_EXCERPT TO READ:_
++++
Tuesday, May 09, 2006

Planning News

This is the first of regular updates that I’ll be giving on planning issues in East Acton ward.

First some good news – following objections from myself and a number of local residents, the Council have refused permission for an over-the-top development at 96 Western Avenue. This is a site with what lawyers might politely call a ‘troubled history’ of planning problems and enforcement, which would have been exacerbated by the now refused proposals.

Another property with big planning enforcement issues is 26 and 28 East Acton Lane, where the Council has been forced to the unusual step of imposing a ‘stop notice’. This is designed to prevent illegal development work being carried out until a planning application has been considered by the Planning Committee. There has been a great deal of concern locally about an apparently enormous and unneighbourly redevelopment, and the developes have now finally submitted a planning application on which consultation can be undertaken.

In Acton Vale, the Council have agreed permission for the former ‘Curtain Mill’ store at 2 The Vale to be converted into a wine bar. This is the sort of proposal that normally generates opposition, but the local Oakvale Residents Association wrote to support it - in order to provide more local facilities for the growing population of the area.
++++
_RECORDS FOR THE EXERCISE:_
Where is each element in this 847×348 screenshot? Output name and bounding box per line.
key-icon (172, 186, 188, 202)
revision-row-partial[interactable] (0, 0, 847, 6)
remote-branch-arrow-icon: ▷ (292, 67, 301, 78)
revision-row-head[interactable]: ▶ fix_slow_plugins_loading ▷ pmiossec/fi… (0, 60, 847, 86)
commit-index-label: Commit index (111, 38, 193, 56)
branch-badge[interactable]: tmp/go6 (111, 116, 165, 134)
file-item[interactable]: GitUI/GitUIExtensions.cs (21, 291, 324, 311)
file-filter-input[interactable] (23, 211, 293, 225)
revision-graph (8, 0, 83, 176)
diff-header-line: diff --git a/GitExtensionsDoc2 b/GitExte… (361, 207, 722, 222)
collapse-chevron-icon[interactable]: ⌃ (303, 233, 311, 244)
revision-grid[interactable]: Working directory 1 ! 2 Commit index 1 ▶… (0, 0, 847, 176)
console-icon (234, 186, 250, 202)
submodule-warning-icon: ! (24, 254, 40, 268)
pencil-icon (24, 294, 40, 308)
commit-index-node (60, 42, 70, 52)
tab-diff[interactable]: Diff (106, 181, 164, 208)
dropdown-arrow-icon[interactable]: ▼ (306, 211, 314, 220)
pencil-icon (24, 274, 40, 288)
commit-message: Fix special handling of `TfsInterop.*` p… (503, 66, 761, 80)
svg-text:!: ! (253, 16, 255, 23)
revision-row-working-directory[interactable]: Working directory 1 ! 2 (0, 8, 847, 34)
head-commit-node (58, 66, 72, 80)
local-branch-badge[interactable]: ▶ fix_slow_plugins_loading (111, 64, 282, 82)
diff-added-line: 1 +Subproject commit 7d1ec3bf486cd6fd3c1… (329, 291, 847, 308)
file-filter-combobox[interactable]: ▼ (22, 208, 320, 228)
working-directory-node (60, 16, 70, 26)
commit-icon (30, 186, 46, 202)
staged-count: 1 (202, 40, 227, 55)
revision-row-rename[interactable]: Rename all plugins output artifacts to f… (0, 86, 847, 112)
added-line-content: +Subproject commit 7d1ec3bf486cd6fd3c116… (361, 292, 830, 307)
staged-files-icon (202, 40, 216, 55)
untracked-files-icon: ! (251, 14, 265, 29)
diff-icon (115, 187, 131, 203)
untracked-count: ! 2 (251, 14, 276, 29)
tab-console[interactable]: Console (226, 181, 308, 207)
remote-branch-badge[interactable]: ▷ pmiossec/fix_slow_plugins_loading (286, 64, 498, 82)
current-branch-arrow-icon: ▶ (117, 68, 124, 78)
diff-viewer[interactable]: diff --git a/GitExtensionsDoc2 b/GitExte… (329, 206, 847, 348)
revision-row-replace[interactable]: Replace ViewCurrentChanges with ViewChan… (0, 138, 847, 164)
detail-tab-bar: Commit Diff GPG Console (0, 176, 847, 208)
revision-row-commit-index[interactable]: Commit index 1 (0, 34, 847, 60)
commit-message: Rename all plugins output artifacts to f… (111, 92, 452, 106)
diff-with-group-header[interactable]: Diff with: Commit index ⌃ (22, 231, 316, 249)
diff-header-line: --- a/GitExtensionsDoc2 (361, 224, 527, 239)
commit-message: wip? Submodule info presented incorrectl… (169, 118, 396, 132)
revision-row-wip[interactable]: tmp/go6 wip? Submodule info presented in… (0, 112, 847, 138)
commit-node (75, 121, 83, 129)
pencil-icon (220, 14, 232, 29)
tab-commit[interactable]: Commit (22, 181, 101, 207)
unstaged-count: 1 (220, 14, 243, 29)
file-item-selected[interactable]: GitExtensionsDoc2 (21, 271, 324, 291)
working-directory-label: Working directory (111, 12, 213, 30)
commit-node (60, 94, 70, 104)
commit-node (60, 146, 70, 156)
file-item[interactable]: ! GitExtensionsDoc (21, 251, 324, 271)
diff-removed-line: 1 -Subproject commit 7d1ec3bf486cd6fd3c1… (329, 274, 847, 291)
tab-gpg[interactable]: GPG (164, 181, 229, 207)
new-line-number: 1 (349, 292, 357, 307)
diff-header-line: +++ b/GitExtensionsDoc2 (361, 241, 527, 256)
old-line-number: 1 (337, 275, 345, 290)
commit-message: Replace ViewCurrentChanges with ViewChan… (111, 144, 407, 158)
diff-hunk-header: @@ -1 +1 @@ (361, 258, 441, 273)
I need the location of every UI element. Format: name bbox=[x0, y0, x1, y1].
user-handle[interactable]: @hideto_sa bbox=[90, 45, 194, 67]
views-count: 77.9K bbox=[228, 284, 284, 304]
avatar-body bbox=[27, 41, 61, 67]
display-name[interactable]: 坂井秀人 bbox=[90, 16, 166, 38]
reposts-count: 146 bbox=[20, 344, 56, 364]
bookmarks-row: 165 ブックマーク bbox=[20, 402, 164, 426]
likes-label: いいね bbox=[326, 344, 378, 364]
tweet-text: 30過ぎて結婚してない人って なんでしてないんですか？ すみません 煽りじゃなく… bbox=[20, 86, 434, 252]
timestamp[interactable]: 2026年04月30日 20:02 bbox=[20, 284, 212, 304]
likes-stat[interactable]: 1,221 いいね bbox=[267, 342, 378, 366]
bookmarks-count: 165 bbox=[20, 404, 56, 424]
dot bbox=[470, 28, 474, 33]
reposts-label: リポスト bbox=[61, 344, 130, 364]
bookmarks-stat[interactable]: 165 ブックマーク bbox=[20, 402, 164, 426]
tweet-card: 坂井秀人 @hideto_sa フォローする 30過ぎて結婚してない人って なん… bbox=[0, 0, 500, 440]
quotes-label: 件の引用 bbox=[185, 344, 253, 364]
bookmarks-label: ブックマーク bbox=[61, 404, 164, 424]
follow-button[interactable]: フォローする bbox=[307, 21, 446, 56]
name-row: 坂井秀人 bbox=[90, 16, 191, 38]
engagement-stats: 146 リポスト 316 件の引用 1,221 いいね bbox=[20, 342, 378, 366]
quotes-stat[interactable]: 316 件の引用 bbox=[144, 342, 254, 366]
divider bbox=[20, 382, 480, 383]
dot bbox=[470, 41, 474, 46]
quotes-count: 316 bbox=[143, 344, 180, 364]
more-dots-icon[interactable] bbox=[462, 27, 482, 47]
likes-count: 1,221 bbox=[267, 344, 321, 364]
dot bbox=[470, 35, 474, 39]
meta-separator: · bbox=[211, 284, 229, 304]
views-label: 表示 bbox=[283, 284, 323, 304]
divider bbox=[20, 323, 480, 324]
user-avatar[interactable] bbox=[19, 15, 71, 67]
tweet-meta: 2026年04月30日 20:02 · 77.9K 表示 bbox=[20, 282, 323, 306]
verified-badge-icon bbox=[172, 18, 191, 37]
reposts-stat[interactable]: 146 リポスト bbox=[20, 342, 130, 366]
++++
_INSTRUCTION 1:_ According to the planning update, what is the former 'Curtain Mill' store at 2 The Vale to be converted into?
_INSTRUCTION 2:_ Which lines of the entries contain the string "node"? Pull out each one, treating case as significant.
The planning update and the entries were taken from unrelated sources.

_TASK ANSWER 1:_ A wine bar.

_TASK ANSWER 2:_
commit-index-node (60, 42, 70, 52)
head-commit-node (58, 66, 72, 80)
working-directory-node (60, 16, 70, 26)
commit-node (75, 121, 83, 129)
commit-node (60, 94, 70, 104)
commit-node (60, 146, 70, 156)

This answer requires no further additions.